▶ [Requirement]
Print every entry exactly as written.
-- start of Given records --
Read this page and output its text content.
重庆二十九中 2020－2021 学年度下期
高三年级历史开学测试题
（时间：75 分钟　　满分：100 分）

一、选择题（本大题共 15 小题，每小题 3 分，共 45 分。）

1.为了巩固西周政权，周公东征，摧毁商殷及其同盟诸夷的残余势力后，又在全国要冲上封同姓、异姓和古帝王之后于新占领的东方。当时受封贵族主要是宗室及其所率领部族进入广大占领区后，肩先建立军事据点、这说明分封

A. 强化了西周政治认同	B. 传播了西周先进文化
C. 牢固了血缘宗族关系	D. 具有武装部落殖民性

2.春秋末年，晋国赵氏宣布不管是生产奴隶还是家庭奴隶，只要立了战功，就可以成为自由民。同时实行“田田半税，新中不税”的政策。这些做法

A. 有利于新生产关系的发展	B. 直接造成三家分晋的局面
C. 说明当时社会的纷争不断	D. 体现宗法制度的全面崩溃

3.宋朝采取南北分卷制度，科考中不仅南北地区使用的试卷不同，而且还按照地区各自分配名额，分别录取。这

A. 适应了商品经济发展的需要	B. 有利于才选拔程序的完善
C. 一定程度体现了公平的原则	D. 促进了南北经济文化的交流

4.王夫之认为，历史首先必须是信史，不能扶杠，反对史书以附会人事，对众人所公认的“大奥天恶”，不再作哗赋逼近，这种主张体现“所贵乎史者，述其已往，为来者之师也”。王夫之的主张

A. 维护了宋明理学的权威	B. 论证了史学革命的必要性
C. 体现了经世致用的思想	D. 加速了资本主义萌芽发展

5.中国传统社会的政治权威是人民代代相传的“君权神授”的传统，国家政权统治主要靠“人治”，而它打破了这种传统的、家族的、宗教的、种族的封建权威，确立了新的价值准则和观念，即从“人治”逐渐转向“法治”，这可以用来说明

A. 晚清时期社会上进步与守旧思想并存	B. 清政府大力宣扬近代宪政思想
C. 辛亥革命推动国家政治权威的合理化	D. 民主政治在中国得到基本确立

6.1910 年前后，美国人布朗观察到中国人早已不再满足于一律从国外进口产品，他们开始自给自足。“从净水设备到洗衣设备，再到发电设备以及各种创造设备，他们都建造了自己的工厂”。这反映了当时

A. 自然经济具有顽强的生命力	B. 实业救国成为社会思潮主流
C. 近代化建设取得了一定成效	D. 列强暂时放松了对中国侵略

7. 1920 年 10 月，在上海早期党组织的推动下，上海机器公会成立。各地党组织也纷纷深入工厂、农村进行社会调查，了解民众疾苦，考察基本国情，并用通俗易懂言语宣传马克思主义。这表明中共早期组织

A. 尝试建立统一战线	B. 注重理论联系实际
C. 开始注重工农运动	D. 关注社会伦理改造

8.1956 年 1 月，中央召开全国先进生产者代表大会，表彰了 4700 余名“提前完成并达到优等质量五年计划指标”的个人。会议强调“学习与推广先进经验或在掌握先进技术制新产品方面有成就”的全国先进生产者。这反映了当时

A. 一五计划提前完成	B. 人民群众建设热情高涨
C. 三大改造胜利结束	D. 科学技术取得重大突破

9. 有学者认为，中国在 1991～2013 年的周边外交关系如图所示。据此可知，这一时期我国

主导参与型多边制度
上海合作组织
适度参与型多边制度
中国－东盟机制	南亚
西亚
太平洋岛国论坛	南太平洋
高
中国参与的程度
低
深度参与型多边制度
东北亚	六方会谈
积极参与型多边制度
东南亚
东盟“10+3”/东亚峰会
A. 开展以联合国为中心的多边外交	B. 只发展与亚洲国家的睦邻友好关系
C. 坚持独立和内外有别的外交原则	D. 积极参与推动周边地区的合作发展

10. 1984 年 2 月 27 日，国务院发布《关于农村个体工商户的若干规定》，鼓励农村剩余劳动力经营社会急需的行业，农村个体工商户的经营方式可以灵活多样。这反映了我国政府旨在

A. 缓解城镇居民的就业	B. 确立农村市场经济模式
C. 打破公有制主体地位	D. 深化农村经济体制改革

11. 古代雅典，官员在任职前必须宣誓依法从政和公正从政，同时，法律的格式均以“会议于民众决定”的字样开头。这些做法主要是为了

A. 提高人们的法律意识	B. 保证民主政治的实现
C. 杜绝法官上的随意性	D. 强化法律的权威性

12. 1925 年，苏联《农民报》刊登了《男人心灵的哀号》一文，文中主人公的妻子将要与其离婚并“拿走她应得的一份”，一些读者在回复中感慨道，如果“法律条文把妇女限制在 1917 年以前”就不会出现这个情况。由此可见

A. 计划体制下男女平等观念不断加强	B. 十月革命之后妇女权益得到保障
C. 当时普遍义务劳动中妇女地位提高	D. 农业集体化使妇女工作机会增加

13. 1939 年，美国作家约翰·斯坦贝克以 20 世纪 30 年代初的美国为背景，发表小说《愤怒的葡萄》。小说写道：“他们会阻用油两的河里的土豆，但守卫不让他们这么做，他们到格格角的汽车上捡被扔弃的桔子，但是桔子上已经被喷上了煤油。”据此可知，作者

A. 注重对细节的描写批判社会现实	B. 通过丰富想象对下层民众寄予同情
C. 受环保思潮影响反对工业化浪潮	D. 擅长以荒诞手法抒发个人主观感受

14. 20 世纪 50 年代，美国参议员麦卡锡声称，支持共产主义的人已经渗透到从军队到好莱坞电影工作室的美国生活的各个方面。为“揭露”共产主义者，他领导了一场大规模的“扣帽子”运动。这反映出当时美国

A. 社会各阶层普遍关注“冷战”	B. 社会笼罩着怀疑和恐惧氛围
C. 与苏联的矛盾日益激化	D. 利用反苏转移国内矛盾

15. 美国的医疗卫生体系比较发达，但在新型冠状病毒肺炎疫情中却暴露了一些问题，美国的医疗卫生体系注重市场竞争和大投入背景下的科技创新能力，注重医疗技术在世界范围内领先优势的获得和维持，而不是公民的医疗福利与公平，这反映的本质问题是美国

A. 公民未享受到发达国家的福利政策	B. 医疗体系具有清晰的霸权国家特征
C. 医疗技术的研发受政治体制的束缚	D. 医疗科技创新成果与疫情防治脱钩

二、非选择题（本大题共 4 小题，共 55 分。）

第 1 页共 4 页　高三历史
-- end of Given records --
▶ [Output]
Read this page and output its text content.
重庆二十九中 2020－2021 学年度下期
高三年级历史开学测试题
（时间：75 分钟　　满分：100 分）

一、选择题（本大题共 15 小题，每小题 3 分，共 45 分。）

1.为了巩固西周政权，周公东征，摧毁商殷及其同盟诸夷的残余势力后，又在全国要冲上封同姓、异姓和古帝王之后于新占领的东方。当时受封贵族主要是宗室及其所率领部族进入广大占领区后，肩先建立军事据点、这说明分封

A. 强化了西周政治认同	B. 传播了西周先进文化
C. 牢固了血缘宗族关系	D. 具有武装部落殖民性

2.春秋末年，晋国赵氏宣布不管是生产奴隶还是家庭奴隶，只要立了战功，就可以成为自由民。同时实行“田田半税，新中不税”的政策。这些做法

A. 有利于新生产关系的发展	B. 直接造成三家分晋的局面
C. 说明当时社会的纷争不断	D. 体现宗法制度的全面崩溃

3.宋朝采取南北分卷制度，科考中不仅南北地区使用的试卷不同，而且还按照地区各自分配名额，分别录取。这

A. 适应了商品经济发展的需要	B. 有利于才选拔程序的完善
C. 一定程度体现了公平的原则	D. 促进了南北经济文化的交流

4.王夫之认为，历史首先必须是信史，不能扶杠，反对史书以附会人事，对众人所公认的“大奥天恶”，不再作哗赋逼近，这种主张体现“所贵乎史者，述其已往，为来者之师也”。王夫之的主张

A. 维护了宋明理学的权威	B. 论证了史学革命的必要性
C. 体现了经世致用的思想	D. 加速了资本主义萌芽发展

5.中国传统社会的政治权威是人民代代相传的“君权神授”的传统，国家政权统治主要靠“人治”，而它打破了这种传统的、家族的、宗教的、种族的封建权威，确立了新的价值准则和观念，即从“人治”逐渐转向“法治”，这可以用来说明

A. 晚清时期社会上进步与守旧思想并存	B. 清政府大力宣扬近代宪政思想
C. 辛亥革命推动国家政治权威的合理化	D. 民主政治在中国得到基本确立

6.1910 年前后，美国人布朗观察到中国人早已不再满足于一律从国外进口产品，他们开始自给自足。“从净水设备到洗衣设备，再到发电设备以及各种创造设备，他们都建造了自己的工厂”。这反映了当时

A. 自然经济具有顽强的生命力	B. 实业救国成为社会思潮主流
C. 近代化建设取得了一定成效	D. 列强暂时放松了对中国侵略

7. 1920 年 10 月，在上海早期党组织的推动下，上海机器公会成立。各地党组织也纷纷深入工厂、农村进行社会调查，了解民众疾苦，考察基本国情，并用通俗易懂言语宣传马克思主义。这表明中共早期组织

A. 尝试建立统一战线	B. 注重理论联系实际
C. 开始注重工农运动	D. 关注社会伦理改造

8.1956 年 1 月，中央召开全国先进生产者代表大会，表彰了 4700 余名“提前完成并达到优等质量五年计划指标”的个人。会议强调“学习与推广先进经验或在掌握先进技术制新产品方面有成就”的全国先进生产者。这反映了当时

A. 一五计划提前完成	B. 人民群众建设热情高涨
C. 三大改造胜利结束	D. 科学技术取得重大突破

9. 有学者认为，中国在 1991～2013 年的周边外交关系如图所示。据此可知，这一时期我国

主导参与型多边制度
上海合作组织
适度参与型多边制度
中国－东盟机制	南亚
西亚
太平洋岛国论坛	南太平洋
高
中国参与的程度
低
深度参与型多边制度
东北亚	六方会谈
积极参与型多边制度
东南亚
东盟“10+3”/东亚峰会
A. 开展以联合国为中心的多边外交	B. 只发展与亚洲国家的睦邻友好关系
C. 坚持独立和内外有别的外交原则	D. 积极参与推动周边地区的合作发展

10. 1984 年 2 月 27 日，国务院发布《关于农村个体工商户的若干规定》，鼓励农村剩余劳动力经营社会急需的行业，农村个体工商户的经营方式可以灵活多样。这反映了我国政府旨在

A. 缓解城镇居民的就业	B. 确立农村市场经济模式
C. 打破公有制主体地位	D. 深化农村经济体制改革

11. 古代雅典，官员在任职前必须宣誓依法从政和公正从政，同时，法律的格式均以“会议于民众决定”的字样开头。这些做法主要是为了

A. 提高人们的法律意识	B. 保证民主政治的实现
C. 杜绝法官上的随意性	D. 强化法律的权威性

12. 1925 年，苏联《农民报》刊登了《男人心灵的哀号》一文，文中主人公的妻子将要与其离婚并“拿走她应得的一份”，一些读者在回复中感慨道，如果“法律条文把妇女限制在 1917 年以前”就不会出现这个情况。由此可见

A. 计划体制下男女平等观念不断加强	B. 十月革命之后妇女权益得到保障
C. 当时普遍义务劳动中妇女地位提高	D. 农业集体化使妇女工作机会增加

13. 1939 年，美国作家约翰·斯坦贝克以 20 世纪 30 年代初的美国为背景，发表小说《愤怒的葡萄》。小说写道：“他们会阻用油两的河里的土豆，但守卫不让他们这么做，他们到格格角的汽车上捡被扔弃的桔子，但是桔子上已经被喷上了煤油。”据此可知，作者

A. 注重对细节的描写批判社会现实	B. 通过丰富想象对下层民众寄予同情
C. 受环保思潮影响反对工业化浪潮	D. 擅长以荒诞手法抒发个人主观感受

14. 20 世纪 50 年代，美国参议员麦卡锡声称，支持共产主义的人已经渗透到从军队到好莱坞电影工作室的美国生活的各个方面。为“揭露”共产主义者，他领导了一场大规模的“扣帽子”运动。这反映出当时美国

A. 社会各阶层普遍关注“冷战”	B. 社会笼罩着怀疑和恐惧氛围
C. 与苏联的矛盾日益激化	D. 利用反苏转移国内矛盾

15. 美国的医疗卫生体系比较发达，但在新型冠状病毒肺炎疫情中却暴露了一些问题，美国的医疗卫生体系注重市场竞争和大投入背景下的科技创新能力，注重医疗技术在世界范围内领先优势的获得和维持，而不是公民的医疗福利与公平，这反映的本质问题是美国

A. 公民未享受到发达国家的福利政策	B. 医疗体系具有清晰的霸权国家特征
C. 医疗技术的研发受政治体制的束缚	D. 医疗科技创新成果与疫情防治脱钩

二、非选择题（本大题共 4 小题，共 55 分。）

第 1 页共 4 页　高三历史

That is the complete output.